Carry on the forum post about opening startup equity crowdfunding to small investors, starting after its last sentence and adding further points to its list of arguments.

Excerpt provided
════

S.E.C. Gives Small Investors Access to Equity Crowdfunding - gwallens
http://www.nytimes.com/2015/10/31/business/dealbook/sec-gives-small-investors-access-to-equity-crowdfunding.html
======
tptacek
I'm not a fan of this idea. After the Startup podcast did an episode endorsing
the idea, I wrote a blog post and circulated drafts to friends, but never got
around to finishing it. Instead of doing that now, here's a rough list of
arguments, all of them about how tech startup equity will work out poorly for
retail investors:

* The core issue: professional startup investors rely on (a) relatively large portfolios where (b) _the winners succeed so outlandishly that they pay for the losers_. Savvy investors --- most investors aren't savvy --- intuitively understand (a), but not (b), and you have to fully grok both concepts to make money from startup equity, because it's an equity class that is almost by definition way more risky than normal stock.

In particular: the math on "value investing" probably just doesn't work with
startups.

* We have a distorted view of the win/loss ratio of startups, both because so many exits are in fact not net-positive for investors, and because so many startups fail without actually telling anyone (the lights are on, but nobody's home).

════

Recorded information
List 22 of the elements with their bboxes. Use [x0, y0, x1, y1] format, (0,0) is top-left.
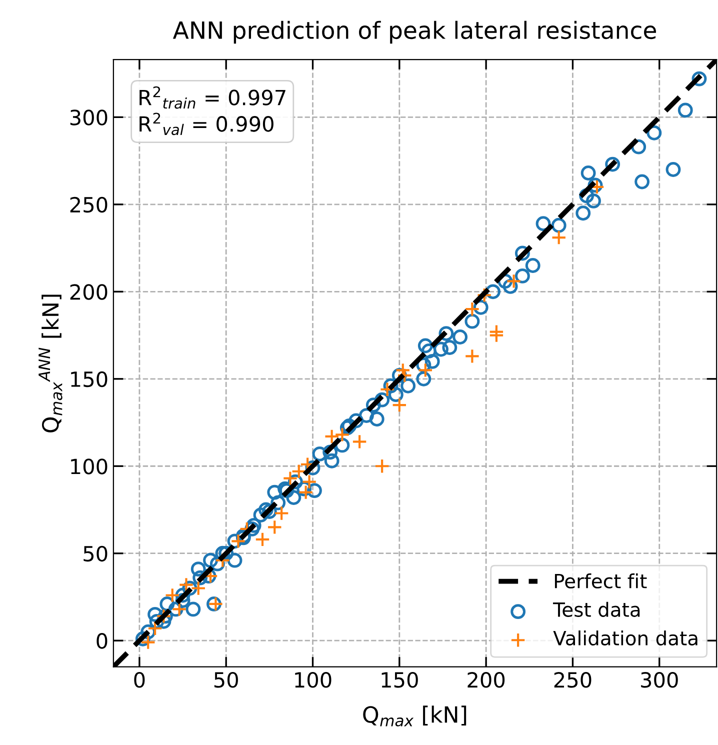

════

Solved exercise
* There's probably a market-for-lemons effect bound to apply to equity-crowdfunded startups. Professional investors compete for dealflow. The whole system is designed to route the most lucrative prospects to the pros. There's no countervailing force that routes good deals to mom-and-pop investors who can't offer anything other than incredibly complicated cap tables to startup operators.

* A negotiated event that strikes 25% off the value of a publicly traded company's stock is a major news story (and a likely class action suit). But an event that dilutes startup common stock holders down to 50%, 25%, or 10% of their original valuation? Or that wipes it out entirely? In startup parlance, that's called Tuesday.

* Startups aren't like Kickstarter projects. Crucially: people put money into _projects_ on Kickstarter, not _teams_. Professional startup investors do mostly the opposite. A project page on Kickstarter is a good prospective for a Kickstarter project, but it's not even close to a prospectus for a company.

Retail investors should get exposure to startups through carefully managed
funds that own lots of different startups, not by trying to pick individual
winners themselves.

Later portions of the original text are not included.